▶ REQUIRED TASK:
Give the data below again exactly as it stands. Omit the pictures.

::: MATERIAL :::

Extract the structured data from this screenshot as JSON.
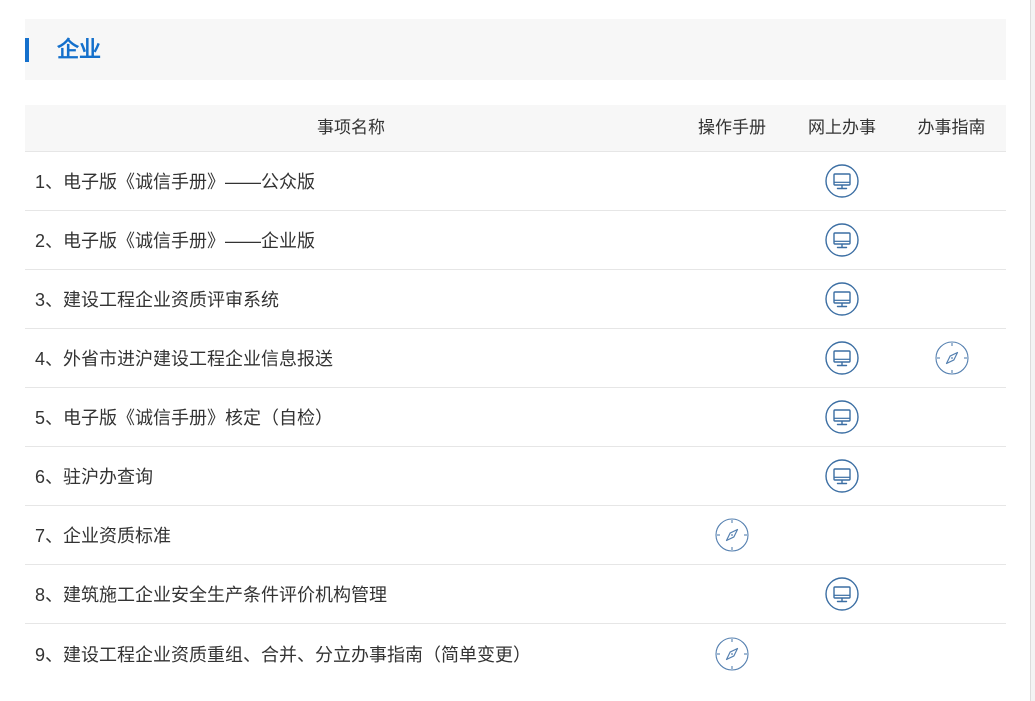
{
  "section": {
    "title": "企业"
  },
  "table": {
    "columns": {
      "name": "事项名称",
      "manual": "操作手册",
      "online": "网上办事",
      "guide": "办事指南"
    },
    "rows": [
      {
        "name": "1、电子版《诚信手册》——公众版",
        "manual": null,
        "online": "monitor-icon",
        "guide": null
      },
      {
        "name": "2、电子版《诚信手册》——企业版",
        "manual": null,
        "online": "monitor-icon",
        "guide": null
      },
      {
        "name": "3、建设工程企业资质评审系统",
        "manual": null,
        "online": "monitor-icon",
        "guide": null
      },
      {
        "name": "4、外省市进沪建设工程企业信息报送",
        "manual": null,
        "online": "monitor-icon",
        "guide": "compass-icon"
      },
      {
        "name": "5、电子版《诚信手册》核定（自检）",
        "manual": null,
        "online": "monitor-icon",
        "guide": null
      },
      {
        "name": "6、驻沪办查询",
        "manual": null,
        "online": "monitor-icon",
        "guide": null
      },
      {
        "name": "7、企业资质标准",
        "manual": "compass-icon",
        "online": null,
        "guide": null
      },
      {
        "name": "8、建筑施工企业安全生产条件评价机构管理",
        "manual": null,
        "online": "monitor-icon",
        "guide": null
      },
      {
        "name": "9、建设工程企业资质重组、合并、分立办事指南（简单变更）",
        "manual": "compass-icon",
        "online": null,
        "guide": null
      }
    ]
  },
  "colors": {
    "accent": "#1470cc",
    "monitor_icon": "#3b6ea3",
    "compass_icon": "#5580b0",
    "header_bg": "#f7f7f7",
    "text": "#333333",
    "divider": "#e6e6e6"
  }
}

:::

▶ EXERCISE ANSWER:
Extract the structured data from this screenshot as JSON.
{
  "section": {
    "title": "企业"
  },
  "table": {
    "columns": {
      "name": "事项名称",
      "manual": "操作手册",
      "online": "网上办事",
      "guide": "办事指南"
    },
    "rows": [
      {
        "name": "1、电子版《诚信手册》——公众版",
        "manual": null,
        "online": "monitor-icon",
        "guide": null
      },
      {
        "name": "2、电子版《诚信手册》——企业版",
        "manual": null,
        "online": "monitor-icon",
        "guide": null
      },
      {
        "name": "3、建设工程企业资质评审系统",
        "manual": null,
        "online": "monitor-icon",
        "guide": null
      },
      {
        "name": "4、外省市进沪建设工程企业信息报送",
        "manual": null,
        "online": "monitor-icon",
        "guide": "compass-icon"
      },
      {
        "name": "5、电子版《诚信手册》核定（自检）",
        "manual": null,
        "online": "monitor-icon",
        "guide": null
      },
      {
        "name": "6、驻沪办查询",
        "manual": null,
        "online": "monitor-icon",
        "guide": null
      },
      {
        "name": "7、企业资质标准",
        "manual": "compass-icon",
        "online": null,
        "guide": null
      },
      {
        "name": "8、建筑施工企业安全生产条件评价机构管理",
        "manual": null,
        "online": "monitor-icon",
        "guide": null
      },
      {
        "name": "9、建设工程企业资质重组、合并、分立办事指南（简单变更）",
        "manual": "compass-icon",
        "online": null,
        "guide": null
      }
    ]
  },
  "colors": {
    "accent": "#1470cc",
    "monitor_icon": "#3b6ea3",
    "compass_icon": "#5580b0",
    "header_bg": "#f7f7f7",
    "text": "#333333",
    "divider": "#e6e6e6"
  }
}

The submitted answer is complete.